Rewrite the listing below with "screenshot" replaced by "screen capture" everywhere it occurs and everything else unchanged. Leave out the pictures.

====== Supplied data

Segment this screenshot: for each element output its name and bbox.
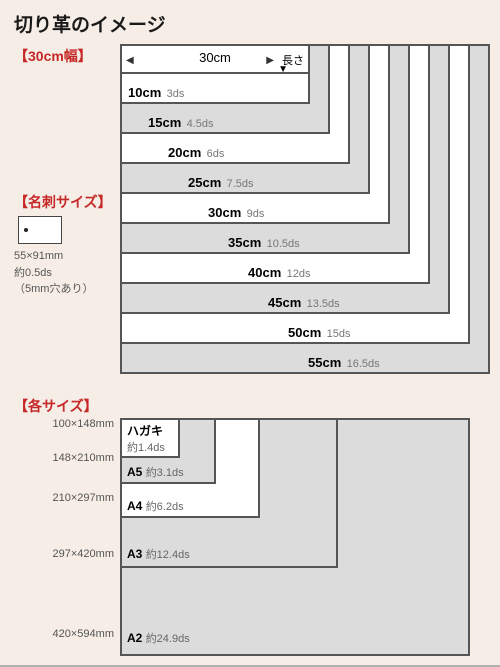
paper-label: A3 約12.4ds bbox=[127, 546, 190, 562]
paper-label: ハガキ約1.4ds bbox=[127, 422, 165, 455]
step-label: 25cm 7.5ds bbox=[188, 175, 254, 190]
arrow-right-icon: ▶ bbox=[266, 55, 274, 66]
step-label: 40cm 12ds bbox=[248, 265, 310, 280]
width30-stack: ◀ 30cm ▶ 長さ ▼ 10cm 3ds 15cm 4.5ds 20cm 6ds… bbox=[120, 44, 470, 374]
step-label: 45cm 13.5ds bbox=[268, 295, 340, 310]
width30-value: 30cm bbox=[199, 50, 231, 65]
section-label-kaku: 【各サイズ】 bbox=[14, 396, 98, 416]
step-label: 20cm 6ds bbox=[168, 145, 224, 160]
step-label: 50cm 15ds bbox=[288, 325, 350, 340]
paper-label: A4 約6.2ds bbox=[127, 498, 184, 514]
arrow-down-icon: ▼ bbox=[278, 64, 288, 75]
page-title: 切り革のイメージ bbox=[0, 0, 500, 43]
step-label: 15cm 4.5ds bbox=[148, 115, 214, 130]
section-label-30cm: 【30cm幅】 bbox=[14, 46, 92, 66]
paper-ハガキ: ハガキ約1.4ds bbox=[120, 418, 180, 458]
paper-label: A2 約24.9ds bbox=[127, 630, 190, 646]
dim-a4: 210×297mm bbox=[14, 492, 114, 504]
step-label: 30cm 9ds bbox=[208, 205, 264, 220]
step-label: 35cm 10.5ds bbox=[228, 235, 300, 250]
meishi-card bbox=[18, 216, 62, 244]
dim-a2: 420×594mm bbox=[14, 628, 114, 640]
dim-hagaki: 100×148mm bbox=[14, 418, 114, 430]
paper-size-stack: ハガキ約1.4ds A5 約3.1ds A4 約6.2ds A3 約12.4ds A2 … bbox=[120, 418, 480, 656]
paper-label: A5 約3.1ds bbox=[127, 464, 184, 480]
step-label: 10cm 3ds bbox=[128, 85, 184, 100]
arrow-left-icon: ◀ bbox=[126, 55, 134, 66]
section-label-meishi: 【名刺サイズ】 bbox=[14, 192, 112, 212]
width30-header: ◀ 30cm ▶ 長さ ▼ bbox=[120, 44, 310, 74]
hole-dot-icon bbox=[24, 228, 28, 232]
meishi-note: （5mm穴あり） bbox=[14, 281, 93, 298]
dim-a5: 148×210mm bbox=[14, 452, 114, 464]
dim-a3: 297×420mm bbox=[14, 548, 114, 560]
meishi-ds: 約0.5ds bbox=[14, 265, 93, 282]
meishi-dim: 55×91mm bbox=[14, 248, 93, 265]
meishi-info: 55×91mm 約0.5ds （5mm穴あり） bbox=[14, 248, 93, 298]
step-label: 55cm 16.5ds bbox=[308, 355, 380, 370]
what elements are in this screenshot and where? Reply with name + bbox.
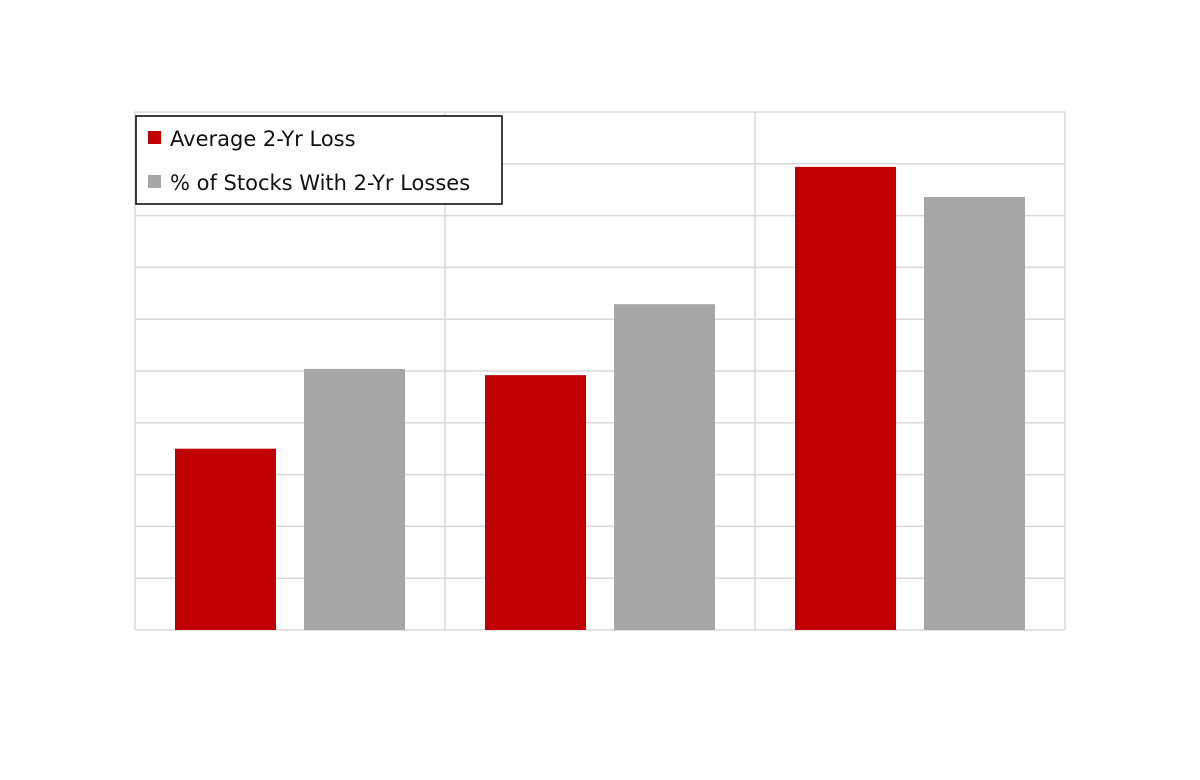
bar-average-loss (795, 166, 896, 630)
bar-pct-stocks-losses (304, 368, 405, 630)
bar-pct-stocks-losses (924, 196, 1025, 630)
legend-box (135, 115, 503, 205)
bar-average-loss (175, 448, 276, 630)
legend-swatch (148, 175, 161, 188)
legend: Average 2-Yr Loss % of Stocks With 2-Yr L… (135, 115, 503, 205)
legend-label: Average 2-Yr Loss (170, 127, 356, 151)
legend-label: % of Stocks With 2-Yr Losses (170, 171, 470, 195)
bar-average-loss (485, 375, 586, 630)
legend-swatch (148, 131, 161, 144)
bar-pct-stocks-losses (614, 304, 715, 630)
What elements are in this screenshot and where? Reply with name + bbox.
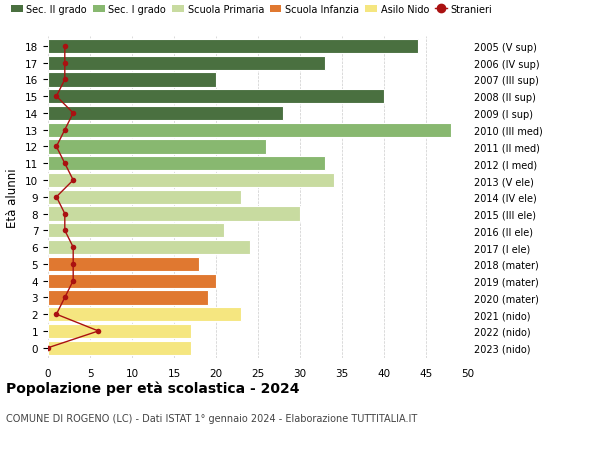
Bar bbox=[48, 190, 241, 204]
Bar bbox=[48, 123, 451, 138]
Point bbox=[60, 77, 70, 84]
Legend: Sec. II grado, Sec. I grado, Scuola Primaria, Scuola Infanzia, Asilo Nido, Stran: Sec. II grado, Sec. I grado, Scuola Prim… bbox=[11, 5, 492, 15]
Bar bbox=[48, 56, 325, 71]
Text: Popolazione per età scolastica - 2024: Popolazione per età scolastica - 2024 bbox=[6, 381, 299, 396]
Point bbox=[52, 144, 61, 151]
Point bbox=[43, 344, 53, 352]
Point bbox=[60, 210, 70, 218]
Bar bbox=[48, 308, 241, 322]
Bar bbox=[48, 39, 418, 54]
Bar bbox=[48, 157, 325, 171]
Bar bbox=[48, 291, 208, 305]
Point bbox=[52, 311, 61, 318]
Point bbox=[60, 43, 70, 50]
Point bbox=[60, 294, 70, 302]
Bar bbox=[48, 224, 224, 238]
Bar bbox=[48, 174, 334, 188]
Bar bbox=[48, 257, 199, 271]
Bar bbox=[48, 73, 216, 87]
Text: COMUNE DI ROGENO (LC) - Dati ISTAT 1° gennaio 2024 - Elaborazione TUTTITALIA.IT: COMUNE DI ROGENO (LC) - Dati ISTAT 1° ge… bbox=[6, 413, 417, 423]
Point bbox=[68, 177, 78, 185]
Bar bbox=[48, 207, 300, 221]
Point bbox=[94, 328, 103, 335]
Point bbox=[60, 160, 70, 168]
Point bbox=[60, 60, 70, 67]
Bar bbox=[48, 106, 283, 121]
Point bbox=[68, 110, 78, 118]
Point bbox=[60, 127, 70, 134]
Bar bbox=[48, 324, 191, 338]
Point bbox=[52, 194, 61, 201]
Point bbox=[68, 244, 78, 251]
Bar bbox=[48, 140, 266, 154]
Y-axis label: Età alunni: Età alunni bbox=[7, 168, 19, 227]
Bar bbox=[48, 274, 216, 288]
Bar bbox=[48, 90, 384, 104]
Point bbox=[68, 261, 78, 268]
Bar bbox=[48, 241, 250, 255]
Point bbox=[68, 277, 78, 285]
Bar bbox=[48, 341, 191, 355]
Point bbox=[52, 93, 61, 101]
Point bbox=[60, 227, 70, 235]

============

### Completed task:
Segment this screen capture: for each element output its name and bbox.
paper-label: A3 約12.4ds bbox=[127, 546, 190, 562]
paper-label: ハガキ約1.4ds bbox=[127, 422, 165, 455]
step-label: 25cm 7.5ds bbox=[188, 175, 254, 190]
arrow-right-icon: ▶ bbox=[266, 55, 274, 66]
step-label: 40cm 12ds bbox=[248, 265, 310, 280]
width30-stack: ◀ 30cm ▶ 長さ ▼ 10cm 3ds 15cm 4.5ds 20cm 6ds… bbox=[120, 44, 470, 374]
step-label: 45cm 13.5ds bbox=[268, 295, 340, 310]
width30-value: 30cm bbox=[199, 50, 231, 65]
section-label-kaku: 【各サイズ】 bbox=[14, 396, 98, 416]
step-label: 20cm 6ds bbox=[168, 145, 224, 160]
step-label: 50cm 15ds bbox=[288, 325, 350, 340]
paper-label: A4 約6.2ds bbox=[127, 498, 184, 514]
arrow-down-icon: ▼ bbox=[278, 64, 288, 75]
page-title: 切り革のイメージ bbox=[0, 0, 500, 43]
step-label: 15cm 4.5ds bbox=[148, 115, 214, 130]
section-label-30cm: 【30cm幅】 bbox=[14, 46, 92, 66]
paper-ハガキ: ハガキ約1.4ds bbox=[120, 418, 180, 458]
paper-label: A2 約24.9ds bbox=[127, 630, 190, 646]
dim-a4: 210×297mm bbox=[14, 492, 114, 504]
step-label: 30cm 9ds bbox=[208, 205, 264, 220]
step-label: 35cm 10.5ds bbox=[228, 235, 300, 250]
meishi-card bbox=[18, 216, 62, 244]
dim-a2: 420×594mm bbox=[14, 628, 114, 640]
dim-hagaki: 100×148mm bbox=[14, 418, 114, 430]
paper-size-stack: ハガキ約1.4ds A5 約3.1ds A4 約6.2ds A3 約12.4ds A2 … bbox=[120, 418, 480, 656]
paper-label: A5 約3.1ds bbox=[127, 464, 184, 480]
step-label: 10cm 3ds bbox=[128, 85, 184, 100]
arrow-left-icon: ◀ bbox=[126, 55, 134, 66]
section-label-meishi: 【名刺サイズ】 bbox=[14, 192, 112, 212]
width30-header: ◀ 30cm ▶ 長さ ▼ bbox=[120, 44, 310, 74]
hole-dot-icon bbox=[24, 228, 28, 232]
meishi-note: （5mm穴あり） bbox=[14, 281, 93, 298]
dim-a5: 148×210mm bbox=[14, 452, 114, 464]
dim-a3: 297×420mm bbox=[14, 548, 114, 560]
meishi-ds: 約0.5ds bbox=[14, 265, 93, 282]
meishi-dim: 55×91mm bbox=[14, 248, 93, 265]
meishi-info: 55×91mm 約0.5ds （5mm穴あり） bbox=[14, 248, 93, 298]
step-label: 55cm 16.5ds bbox=[308, 355, 380, 370]
what elements are in this screen capture and where? Reply with name + bbox.
bar-average-loss (795, 166, 896, 630)
bar-pct-stocks-losses (304, 368, 405, 630)
bar-pct-stocks-losses (924, 196, 1025, 630)
legend-box (135, 115, 503, 205)
bar-average-loss (175, 448, 276, 630)
legend-swatch (148, 175, 161, 188)
legend: Average 2-Yr Loss % of Stocks With 2-Yr L… (135, 115, 503, 205)
legend-label: Average 2-Yr Loss (170, 127, 356, 151)
legend-label: % of Stocks With 2-Yr Losses (170, 171, 470, 195)
bar-average-loss (485, 375, 586, 630)
legend-swatch (148, 131, 161, 144)
bar-pct-stocks-losses (614, 304, 715, 630)
What elements are in this screen capture and where? Reply with name + bbox.
Bar bbox=[48, 190, 241, 204]
Bar bbox=[48, 123, 451, 138]
Point bbox=[60, 77, 70, 84]
Legend: Sec. II grado, Sec. I grado, Scuola Primaria, Scuola Infanzia, Asilo Nido, Stran: Sec. II grado, Sec. I grado, Scuola Prim… bbox=[11, 5, 492, 15]
Bar bbox=[48, 56, 325, 71]
Text: Popolazione per età scolastica - 2024: Popolazione per età scolastica - 2024 bbox=[6, 381, 299, 396]
Point bbox=[52, 144, 61, 151]
Point bbox=[43, 344, 53, 352]
Point bbox=[60, 210, 70, 218]
Bar bbox=[48, 308, 241, 322]
Bar bbox=[48, 39, 418, 54]
Bar bbox=[48, 157, 325, 171]
Bar bbox=[48, 291, 208, 305]
Point bbox=[52, 311, 61, 318]
Point bbox=[60, 43, 70, 50]
Point bbox=[60, 294, 70, 302]
Bar bbox=[48, 224, 224, 238]
Bar bbox=[48, 174, 334, 188]
Bar bbox=[48, 257, 199, 271]
Bar bbox=[48, 73, 216, 87]
Text: COMUNE DI ROGENO (LC) - Dati ISTAT 1° gennaio 2024 - Elaborazione TUTTITALIA.IT: COMUNE DI ROGENO (LC) - Dati ISTAT 1° ge… bbox=[6, 413, 417, 423]
Point bbox=[68, 177, 78, 185]
Bar bbox=[48, 207, 300, 221]
Point bbox=[94, 328, 103, 335]
Point bbox=[60, 160, 70, 168]
Point bbox=[60, 60, 70, 67]
Bar bbox=[48, 106, 283, 121]
Point bbox=[68, 110, 78, 118]
Point bbox=[60, 127, 70, 134]
Bar bbox=[48, 324, 191, 338]
Point bbox=[52, 194, 61, 201]
Point bbox=[68, 244, 78, 251]
Bar bbox=[48, 140, 266, 154]
Y-axis label: Età alunni: Età alunni bbox=[7, 168, 19, 227]
Bar bbox=[48, 274, 216, 288]
Bar bbox=[48, 90, 384, 104]
Point bbox=[68, 261, 78, 268]
Bar bbox=[48, 241, 250, 255]
Point bbox=[68, 277, 78, 285]
Bar bbox=[48, 341, 191, 355]
Point bbox=[52, 93, 61, 101]
Point bbox=[60, 227, 70, 235]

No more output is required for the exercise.